» **Ваше задание**: Дословно перепишите фрагмент данных, который начинается строкой, содержащей «add-photos-subtitle: Tap to», и заканчивается строкой, содержащей «title-input[interactable]: What are». Обе эти строки тоже входят во фрагмент.

» **Сохранённые данные**:
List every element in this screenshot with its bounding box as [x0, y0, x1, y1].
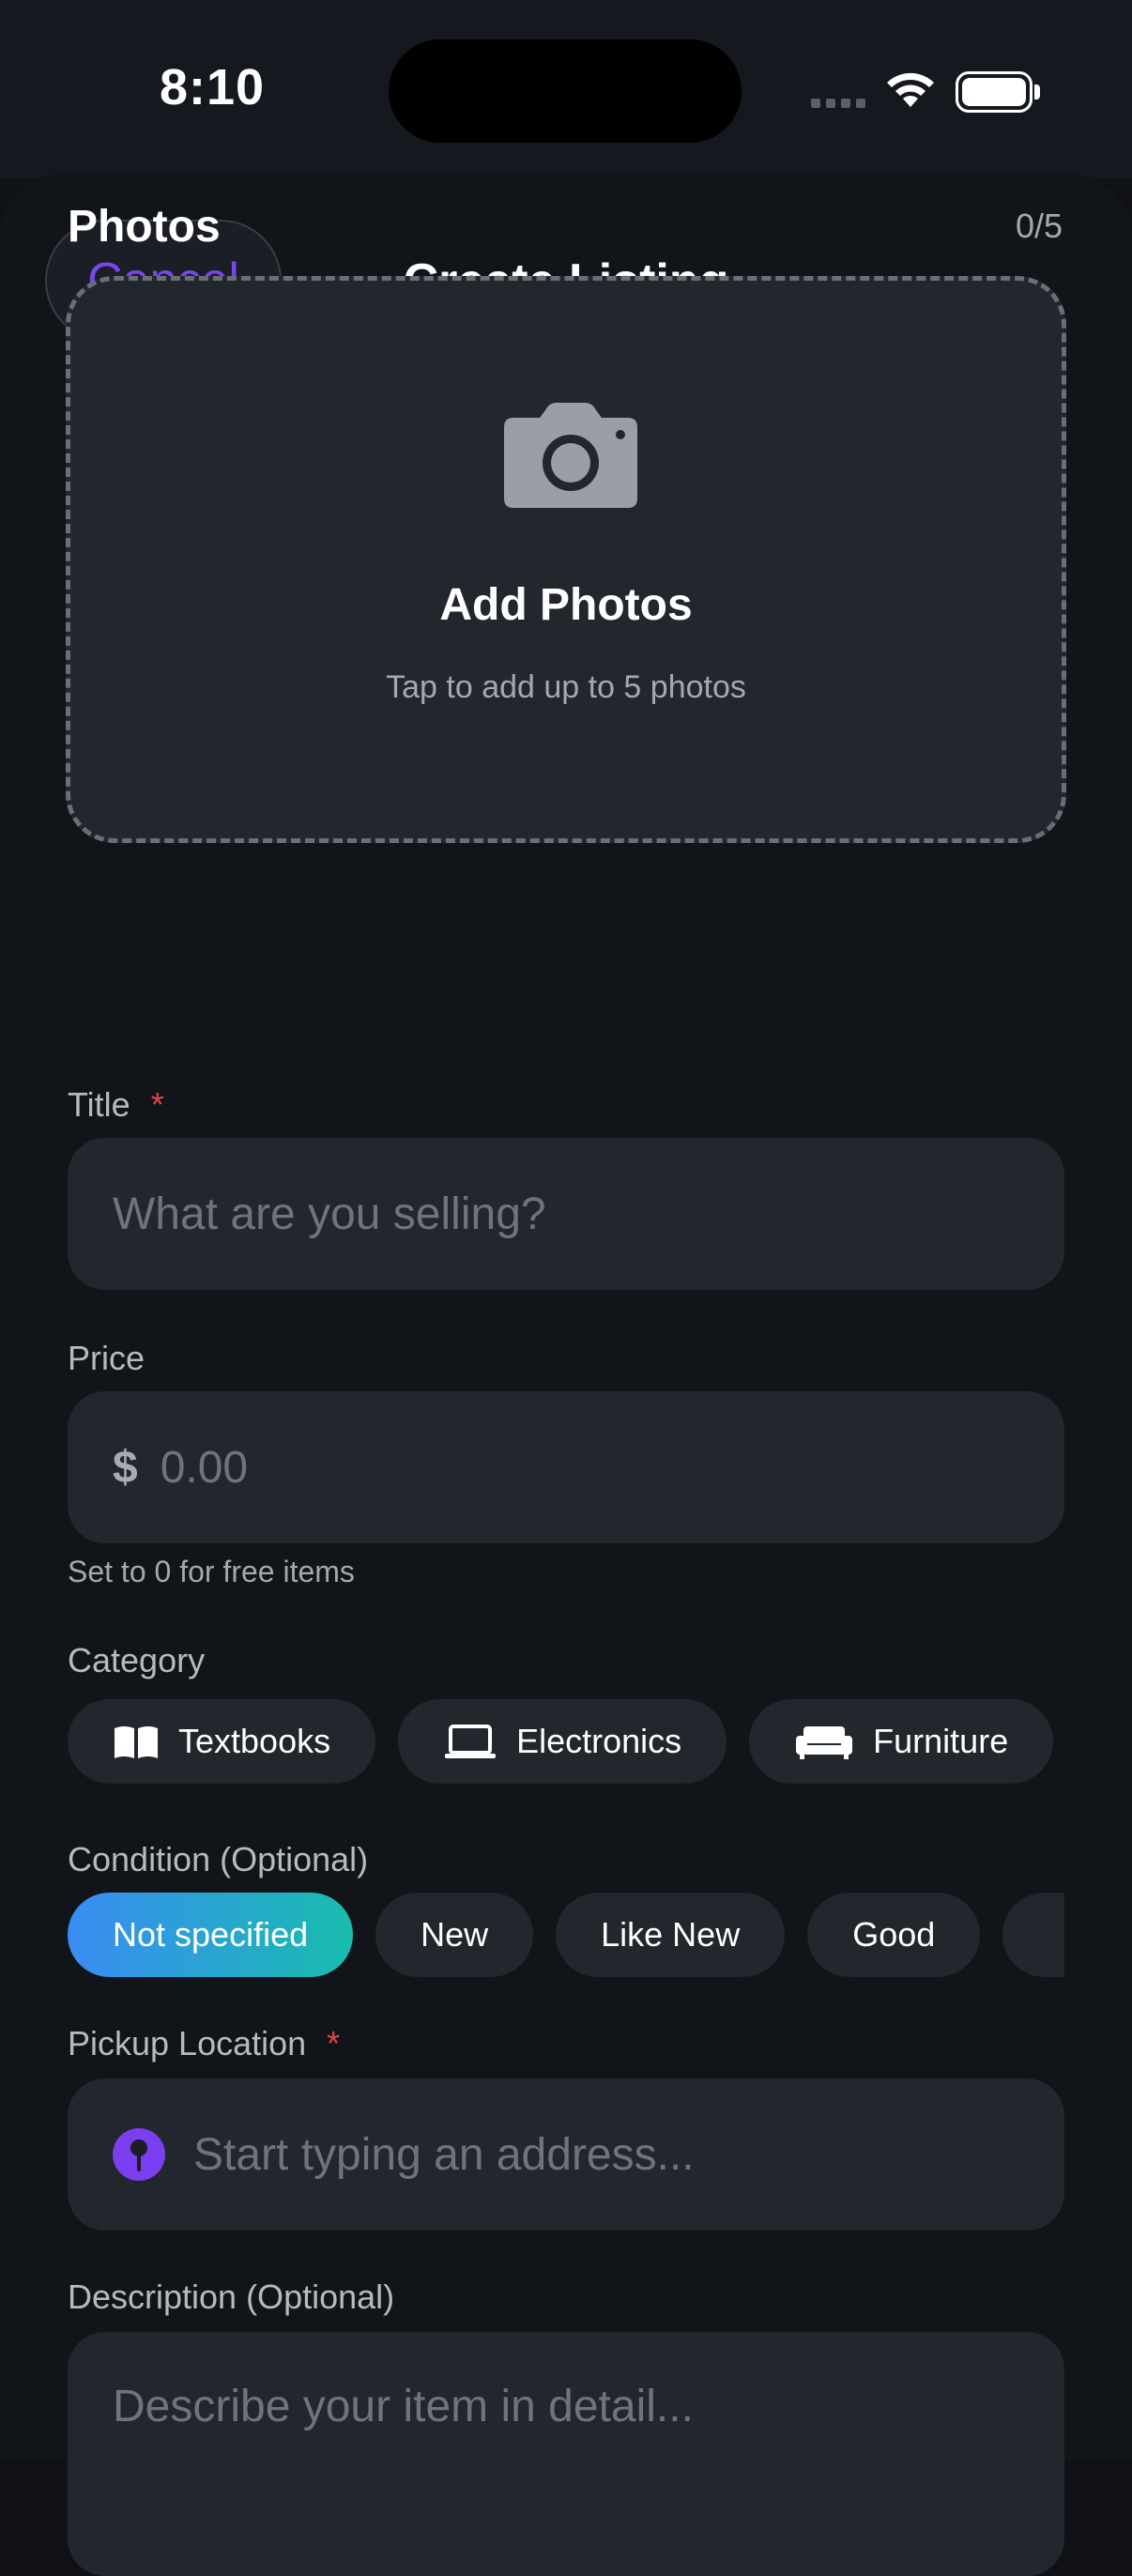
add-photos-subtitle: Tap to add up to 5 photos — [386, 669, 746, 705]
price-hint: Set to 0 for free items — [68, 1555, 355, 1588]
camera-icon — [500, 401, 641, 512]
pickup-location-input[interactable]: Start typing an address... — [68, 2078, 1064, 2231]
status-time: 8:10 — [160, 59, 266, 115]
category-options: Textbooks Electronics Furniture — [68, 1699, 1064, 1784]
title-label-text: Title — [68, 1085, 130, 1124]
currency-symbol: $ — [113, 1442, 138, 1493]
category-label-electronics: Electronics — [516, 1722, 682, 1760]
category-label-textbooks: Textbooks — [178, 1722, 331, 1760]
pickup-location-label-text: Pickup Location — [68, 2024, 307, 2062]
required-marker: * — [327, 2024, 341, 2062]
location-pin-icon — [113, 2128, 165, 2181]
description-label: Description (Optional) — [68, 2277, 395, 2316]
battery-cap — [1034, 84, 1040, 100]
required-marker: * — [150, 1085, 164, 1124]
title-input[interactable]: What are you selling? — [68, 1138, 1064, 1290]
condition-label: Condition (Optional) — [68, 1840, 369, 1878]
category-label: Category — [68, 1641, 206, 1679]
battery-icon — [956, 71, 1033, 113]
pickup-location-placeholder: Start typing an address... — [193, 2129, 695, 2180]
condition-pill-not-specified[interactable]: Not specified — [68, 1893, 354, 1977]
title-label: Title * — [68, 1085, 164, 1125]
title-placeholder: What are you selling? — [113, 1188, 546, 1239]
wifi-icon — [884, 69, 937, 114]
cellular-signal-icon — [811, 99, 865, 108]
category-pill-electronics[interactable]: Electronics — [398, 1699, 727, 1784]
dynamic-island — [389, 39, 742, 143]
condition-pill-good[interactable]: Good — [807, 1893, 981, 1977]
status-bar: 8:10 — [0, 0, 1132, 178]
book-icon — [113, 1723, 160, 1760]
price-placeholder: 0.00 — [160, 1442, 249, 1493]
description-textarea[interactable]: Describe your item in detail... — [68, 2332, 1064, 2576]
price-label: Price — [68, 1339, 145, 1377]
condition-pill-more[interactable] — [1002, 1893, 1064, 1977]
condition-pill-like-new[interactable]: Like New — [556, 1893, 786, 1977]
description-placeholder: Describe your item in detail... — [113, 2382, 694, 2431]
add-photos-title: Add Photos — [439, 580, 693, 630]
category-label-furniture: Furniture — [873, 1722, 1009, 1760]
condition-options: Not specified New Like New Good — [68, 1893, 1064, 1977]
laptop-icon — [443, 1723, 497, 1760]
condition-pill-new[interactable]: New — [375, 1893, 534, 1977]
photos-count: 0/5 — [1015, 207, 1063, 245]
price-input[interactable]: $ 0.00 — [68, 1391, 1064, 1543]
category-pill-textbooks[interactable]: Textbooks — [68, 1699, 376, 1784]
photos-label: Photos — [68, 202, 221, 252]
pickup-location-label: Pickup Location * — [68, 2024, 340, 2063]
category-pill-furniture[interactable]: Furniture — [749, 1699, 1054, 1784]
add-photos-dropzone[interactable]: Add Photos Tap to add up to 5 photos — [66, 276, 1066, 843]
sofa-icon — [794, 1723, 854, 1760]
...
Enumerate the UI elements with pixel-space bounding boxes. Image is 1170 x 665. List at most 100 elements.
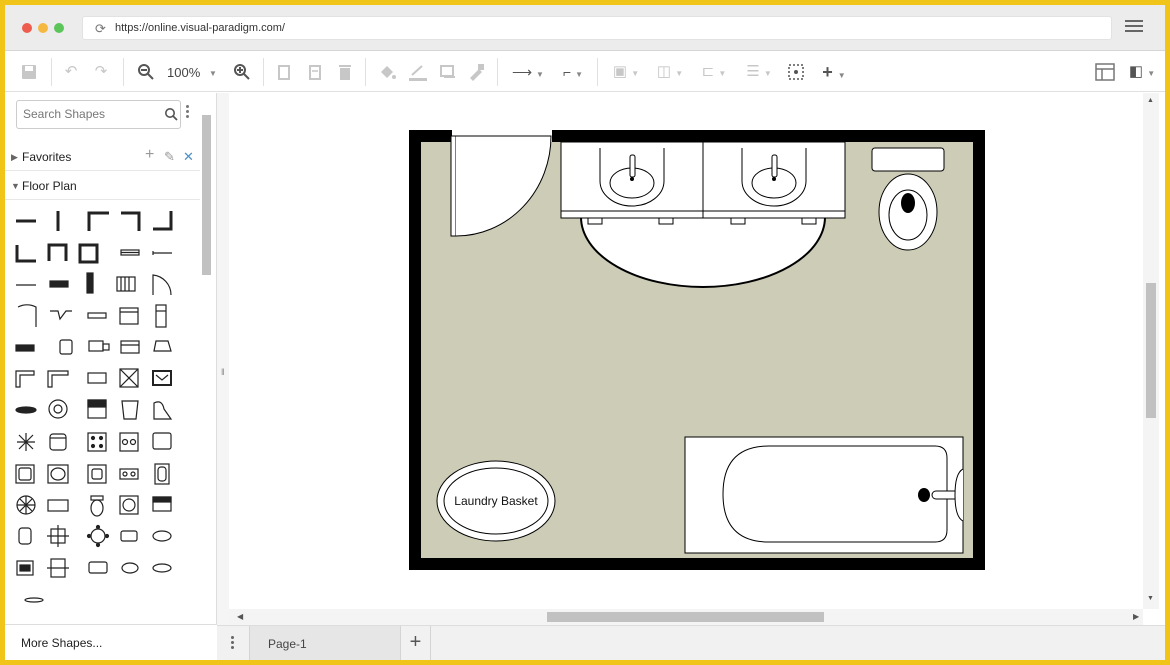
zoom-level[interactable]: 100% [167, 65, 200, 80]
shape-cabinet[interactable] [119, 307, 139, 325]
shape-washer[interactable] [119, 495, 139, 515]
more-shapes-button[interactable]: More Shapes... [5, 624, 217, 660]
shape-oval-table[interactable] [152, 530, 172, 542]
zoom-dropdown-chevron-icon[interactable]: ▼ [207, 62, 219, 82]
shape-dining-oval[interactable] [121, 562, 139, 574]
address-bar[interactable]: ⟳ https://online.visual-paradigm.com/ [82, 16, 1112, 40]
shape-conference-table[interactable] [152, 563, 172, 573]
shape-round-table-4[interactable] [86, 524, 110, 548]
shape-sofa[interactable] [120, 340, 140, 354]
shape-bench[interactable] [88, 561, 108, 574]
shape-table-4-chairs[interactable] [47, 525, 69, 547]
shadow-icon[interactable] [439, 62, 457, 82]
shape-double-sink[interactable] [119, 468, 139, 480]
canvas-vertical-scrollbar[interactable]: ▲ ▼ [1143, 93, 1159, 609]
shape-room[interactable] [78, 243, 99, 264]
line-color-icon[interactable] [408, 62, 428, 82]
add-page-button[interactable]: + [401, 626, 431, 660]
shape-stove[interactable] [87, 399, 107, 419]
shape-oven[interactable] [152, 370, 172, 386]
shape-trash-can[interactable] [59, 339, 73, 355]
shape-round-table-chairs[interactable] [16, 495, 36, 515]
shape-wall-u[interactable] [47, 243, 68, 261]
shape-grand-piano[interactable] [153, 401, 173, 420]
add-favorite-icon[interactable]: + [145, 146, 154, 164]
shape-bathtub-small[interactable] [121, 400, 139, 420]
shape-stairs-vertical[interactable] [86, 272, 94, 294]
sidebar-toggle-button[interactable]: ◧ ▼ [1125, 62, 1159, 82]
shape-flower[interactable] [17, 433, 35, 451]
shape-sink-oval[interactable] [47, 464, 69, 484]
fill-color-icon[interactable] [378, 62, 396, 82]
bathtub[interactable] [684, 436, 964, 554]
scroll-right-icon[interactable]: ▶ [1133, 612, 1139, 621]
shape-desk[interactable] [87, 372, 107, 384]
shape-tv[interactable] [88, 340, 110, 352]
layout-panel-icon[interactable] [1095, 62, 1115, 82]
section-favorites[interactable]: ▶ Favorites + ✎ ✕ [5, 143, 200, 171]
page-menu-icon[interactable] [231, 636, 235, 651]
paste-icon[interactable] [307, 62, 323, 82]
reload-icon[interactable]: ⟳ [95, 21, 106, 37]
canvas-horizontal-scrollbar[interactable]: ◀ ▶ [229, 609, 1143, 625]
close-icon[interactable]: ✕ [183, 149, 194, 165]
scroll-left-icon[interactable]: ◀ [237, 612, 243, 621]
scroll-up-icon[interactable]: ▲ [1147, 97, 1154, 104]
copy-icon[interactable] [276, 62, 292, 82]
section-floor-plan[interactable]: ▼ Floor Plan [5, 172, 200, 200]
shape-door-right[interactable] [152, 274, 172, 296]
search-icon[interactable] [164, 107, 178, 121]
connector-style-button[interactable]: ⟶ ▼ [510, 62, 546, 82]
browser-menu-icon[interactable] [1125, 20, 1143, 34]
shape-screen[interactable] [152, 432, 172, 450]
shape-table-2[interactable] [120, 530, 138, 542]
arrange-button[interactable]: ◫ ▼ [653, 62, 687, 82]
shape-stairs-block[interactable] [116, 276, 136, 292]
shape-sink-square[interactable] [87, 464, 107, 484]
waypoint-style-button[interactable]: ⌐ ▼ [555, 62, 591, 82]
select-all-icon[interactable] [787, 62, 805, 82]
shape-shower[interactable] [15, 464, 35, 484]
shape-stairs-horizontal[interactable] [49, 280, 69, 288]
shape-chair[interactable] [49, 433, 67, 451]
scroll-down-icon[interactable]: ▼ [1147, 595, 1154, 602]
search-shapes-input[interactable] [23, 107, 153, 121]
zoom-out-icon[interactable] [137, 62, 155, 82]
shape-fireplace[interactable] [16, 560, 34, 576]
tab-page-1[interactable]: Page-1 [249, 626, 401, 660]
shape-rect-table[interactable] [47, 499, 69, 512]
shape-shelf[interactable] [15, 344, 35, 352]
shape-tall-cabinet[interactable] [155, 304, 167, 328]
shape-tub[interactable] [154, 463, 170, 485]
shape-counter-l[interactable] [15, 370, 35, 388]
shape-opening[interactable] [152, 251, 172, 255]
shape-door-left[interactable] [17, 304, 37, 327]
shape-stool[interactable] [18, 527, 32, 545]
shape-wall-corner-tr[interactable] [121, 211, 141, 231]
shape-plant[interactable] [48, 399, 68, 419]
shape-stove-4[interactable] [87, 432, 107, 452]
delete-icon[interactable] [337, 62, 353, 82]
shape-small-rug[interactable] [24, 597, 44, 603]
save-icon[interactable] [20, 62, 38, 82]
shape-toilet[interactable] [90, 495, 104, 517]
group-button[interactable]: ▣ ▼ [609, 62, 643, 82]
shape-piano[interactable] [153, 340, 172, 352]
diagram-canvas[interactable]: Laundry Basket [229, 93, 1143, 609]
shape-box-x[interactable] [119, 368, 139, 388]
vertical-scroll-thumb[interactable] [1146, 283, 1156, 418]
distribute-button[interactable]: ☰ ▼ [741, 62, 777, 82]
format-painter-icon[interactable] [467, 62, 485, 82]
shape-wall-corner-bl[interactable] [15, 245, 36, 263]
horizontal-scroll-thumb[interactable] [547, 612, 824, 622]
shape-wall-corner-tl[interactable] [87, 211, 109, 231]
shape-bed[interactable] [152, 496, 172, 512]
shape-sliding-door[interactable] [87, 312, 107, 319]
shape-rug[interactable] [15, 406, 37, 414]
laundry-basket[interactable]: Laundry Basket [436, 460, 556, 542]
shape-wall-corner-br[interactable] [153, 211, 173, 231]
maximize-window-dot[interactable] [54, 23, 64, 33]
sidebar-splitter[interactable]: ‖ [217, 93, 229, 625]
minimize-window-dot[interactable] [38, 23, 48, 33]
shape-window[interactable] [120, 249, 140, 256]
...
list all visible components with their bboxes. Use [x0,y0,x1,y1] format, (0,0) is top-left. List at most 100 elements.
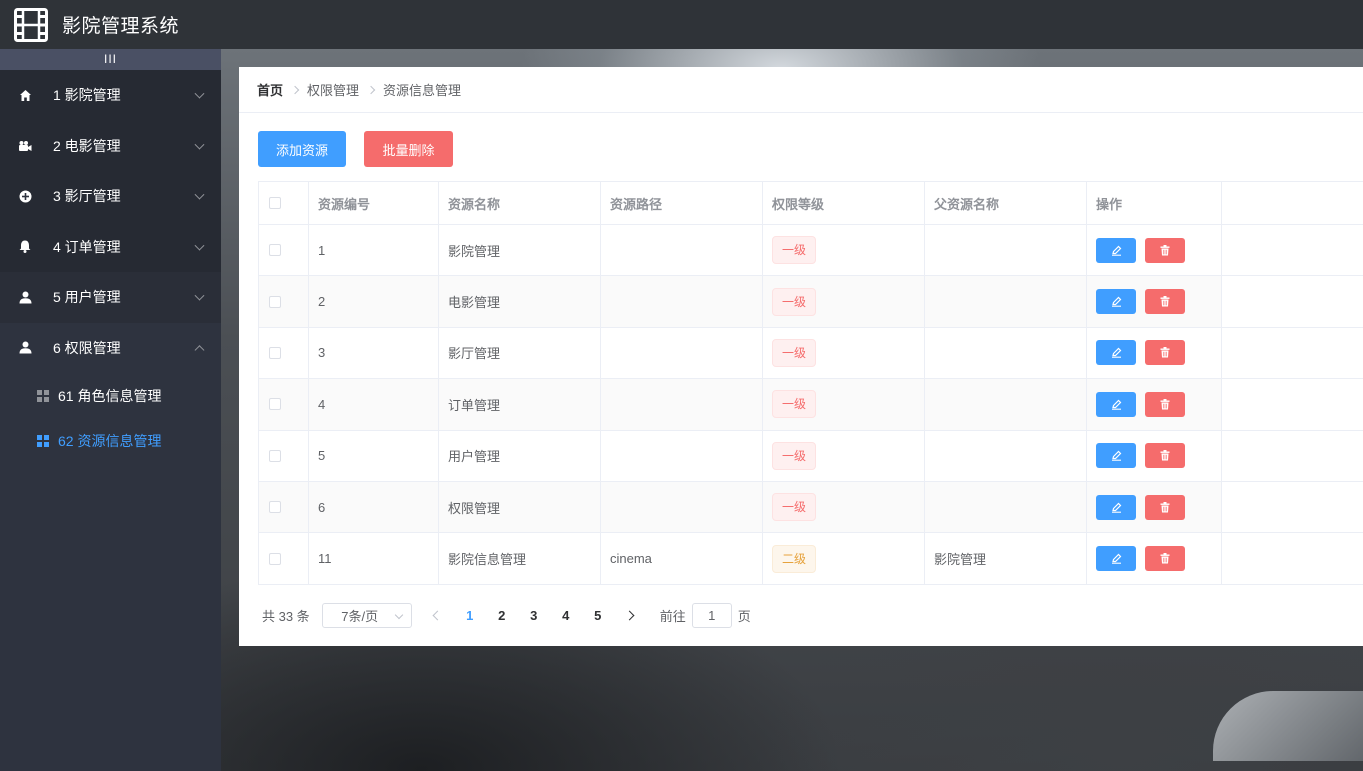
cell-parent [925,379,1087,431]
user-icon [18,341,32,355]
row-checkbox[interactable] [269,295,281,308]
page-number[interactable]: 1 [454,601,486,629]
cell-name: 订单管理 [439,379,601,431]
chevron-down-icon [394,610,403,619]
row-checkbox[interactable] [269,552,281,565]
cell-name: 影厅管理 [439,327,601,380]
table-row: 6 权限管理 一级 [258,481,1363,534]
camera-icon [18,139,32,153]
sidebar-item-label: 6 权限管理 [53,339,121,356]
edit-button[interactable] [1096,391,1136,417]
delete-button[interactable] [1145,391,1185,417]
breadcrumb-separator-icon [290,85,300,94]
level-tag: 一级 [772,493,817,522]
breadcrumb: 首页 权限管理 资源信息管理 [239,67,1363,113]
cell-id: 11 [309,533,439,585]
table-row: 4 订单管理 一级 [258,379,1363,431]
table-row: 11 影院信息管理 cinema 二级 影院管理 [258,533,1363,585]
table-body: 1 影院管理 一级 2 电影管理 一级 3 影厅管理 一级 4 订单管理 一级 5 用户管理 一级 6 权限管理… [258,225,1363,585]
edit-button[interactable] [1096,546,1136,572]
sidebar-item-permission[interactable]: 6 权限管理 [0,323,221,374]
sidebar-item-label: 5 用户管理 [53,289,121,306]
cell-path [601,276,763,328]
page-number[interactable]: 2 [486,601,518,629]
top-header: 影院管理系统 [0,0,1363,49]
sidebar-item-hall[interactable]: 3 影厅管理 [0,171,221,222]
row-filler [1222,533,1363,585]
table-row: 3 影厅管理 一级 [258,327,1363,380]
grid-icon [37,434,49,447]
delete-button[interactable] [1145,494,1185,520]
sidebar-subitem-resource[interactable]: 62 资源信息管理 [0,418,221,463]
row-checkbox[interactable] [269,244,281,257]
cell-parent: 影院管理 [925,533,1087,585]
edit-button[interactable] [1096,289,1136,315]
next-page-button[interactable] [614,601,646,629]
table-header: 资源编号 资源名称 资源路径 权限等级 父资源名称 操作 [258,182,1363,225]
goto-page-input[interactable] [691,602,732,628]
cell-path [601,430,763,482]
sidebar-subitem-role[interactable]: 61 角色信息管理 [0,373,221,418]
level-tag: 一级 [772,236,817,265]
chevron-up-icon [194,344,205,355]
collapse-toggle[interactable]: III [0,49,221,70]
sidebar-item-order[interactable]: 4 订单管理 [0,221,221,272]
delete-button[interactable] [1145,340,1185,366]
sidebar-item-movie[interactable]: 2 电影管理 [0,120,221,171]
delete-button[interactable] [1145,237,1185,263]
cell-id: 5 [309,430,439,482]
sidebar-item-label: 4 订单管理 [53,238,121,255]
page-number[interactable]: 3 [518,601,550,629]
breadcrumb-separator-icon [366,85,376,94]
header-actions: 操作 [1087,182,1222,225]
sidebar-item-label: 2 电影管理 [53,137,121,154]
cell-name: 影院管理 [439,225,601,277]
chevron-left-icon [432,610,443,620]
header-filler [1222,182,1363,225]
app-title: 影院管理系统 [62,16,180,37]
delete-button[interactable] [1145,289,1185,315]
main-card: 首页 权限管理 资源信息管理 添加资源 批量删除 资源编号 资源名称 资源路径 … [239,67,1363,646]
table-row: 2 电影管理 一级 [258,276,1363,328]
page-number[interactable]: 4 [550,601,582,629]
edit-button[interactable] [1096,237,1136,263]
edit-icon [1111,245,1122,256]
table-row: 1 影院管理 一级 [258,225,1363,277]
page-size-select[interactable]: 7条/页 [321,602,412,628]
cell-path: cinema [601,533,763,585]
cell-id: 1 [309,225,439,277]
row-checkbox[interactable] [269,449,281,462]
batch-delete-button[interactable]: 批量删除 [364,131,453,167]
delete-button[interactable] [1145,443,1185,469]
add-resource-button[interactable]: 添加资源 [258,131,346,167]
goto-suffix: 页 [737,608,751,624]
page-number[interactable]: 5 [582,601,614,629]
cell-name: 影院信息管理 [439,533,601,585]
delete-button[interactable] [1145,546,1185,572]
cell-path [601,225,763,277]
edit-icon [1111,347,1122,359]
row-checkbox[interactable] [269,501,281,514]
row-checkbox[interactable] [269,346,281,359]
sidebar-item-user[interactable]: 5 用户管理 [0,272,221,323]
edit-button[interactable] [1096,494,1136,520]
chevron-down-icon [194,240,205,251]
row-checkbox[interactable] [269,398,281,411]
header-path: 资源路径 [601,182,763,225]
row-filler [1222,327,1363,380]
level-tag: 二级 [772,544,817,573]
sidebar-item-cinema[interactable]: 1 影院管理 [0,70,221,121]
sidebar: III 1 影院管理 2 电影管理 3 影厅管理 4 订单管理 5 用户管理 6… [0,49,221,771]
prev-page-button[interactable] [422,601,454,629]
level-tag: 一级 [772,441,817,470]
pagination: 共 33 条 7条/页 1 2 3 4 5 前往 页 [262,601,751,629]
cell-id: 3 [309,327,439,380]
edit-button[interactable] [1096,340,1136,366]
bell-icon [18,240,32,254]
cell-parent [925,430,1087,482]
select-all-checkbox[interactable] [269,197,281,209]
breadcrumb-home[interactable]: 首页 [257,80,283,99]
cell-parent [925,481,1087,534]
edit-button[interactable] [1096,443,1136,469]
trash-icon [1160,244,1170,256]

» **Ожидаемый результат**:
add-photos-subtitle: Tap to add up to 5 photos — [386, 669, 746, 705]
price-hint: Set to 0 for free items — [68, 1555, 355, 1588]
camera-icon — [500, 401, 641, 512]
pickup-location-input[interactable]: Start typing an address... — [68, 2078, 1064, 2231]
status-time: 8:10 — [160, 59, 266, 115]
category-options: Textbooks Electronics Furniture — [68, 1699, 1064, 1784]
title-label-text: Title — [68, 1085, 130, 1124]
currency-symbol: $ — [113, 1442, 138, 1493]
category-label-electronics: Electronics — [516, 1722, 682, 1760]
category-label-textbooks: Textbooks — [178, 1722, 331, 1760]
pickup-location-label-text: Pickup Location — [68, 2024, 307, 2062]
required-marker: * — [327, 2024, 341, 2062]
location-pin-icon — [113, 2128, 165, 2181]
description-label: Description (Optional) — [68, 2277, 395, 2316]
battery-cap — [1034, 84, 1040, 100]
required-marker: * — [150, 1085, 164, 1124]
title-input[interactable]: What are you selling? — [68, 1138, 1064, 1290]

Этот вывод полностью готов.